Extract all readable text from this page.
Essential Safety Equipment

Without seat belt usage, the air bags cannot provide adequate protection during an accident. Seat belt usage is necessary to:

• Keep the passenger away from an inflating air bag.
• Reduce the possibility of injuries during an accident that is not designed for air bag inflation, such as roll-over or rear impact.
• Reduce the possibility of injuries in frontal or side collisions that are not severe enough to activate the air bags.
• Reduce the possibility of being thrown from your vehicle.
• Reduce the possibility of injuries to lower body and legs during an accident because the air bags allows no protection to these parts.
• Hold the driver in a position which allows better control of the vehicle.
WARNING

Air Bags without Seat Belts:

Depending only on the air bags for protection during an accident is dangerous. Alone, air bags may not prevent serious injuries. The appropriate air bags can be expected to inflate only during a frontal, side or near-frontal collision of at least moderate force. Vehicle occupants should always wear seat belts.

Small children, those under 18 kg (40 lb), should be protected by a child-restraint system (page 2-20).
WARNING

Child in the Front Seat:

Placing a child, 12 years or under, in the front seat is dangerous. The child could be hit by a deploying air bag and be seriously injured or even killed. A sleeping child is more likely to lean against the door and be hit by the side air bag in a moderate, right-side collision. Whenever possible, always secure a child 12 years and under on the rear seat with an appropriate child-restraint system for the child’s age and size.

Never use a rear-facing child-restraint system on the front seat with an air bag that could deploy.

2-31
::::
- **Work to complete**: Each line holding "should" must be found and copied.

- **Expected answer**:
Depending only on the air bags for protection during an accident is dangerous. Alone, air bags may not prevent serious injuries. The appropriate air bags can be expected to inflate only during a frontal, side or near-frontal collision of at least moderate force. Vehicle occupants should always wear seat belts.
Small children, those under 18 kg (40 lb), should be protected by a child-restraint system (page 2-20).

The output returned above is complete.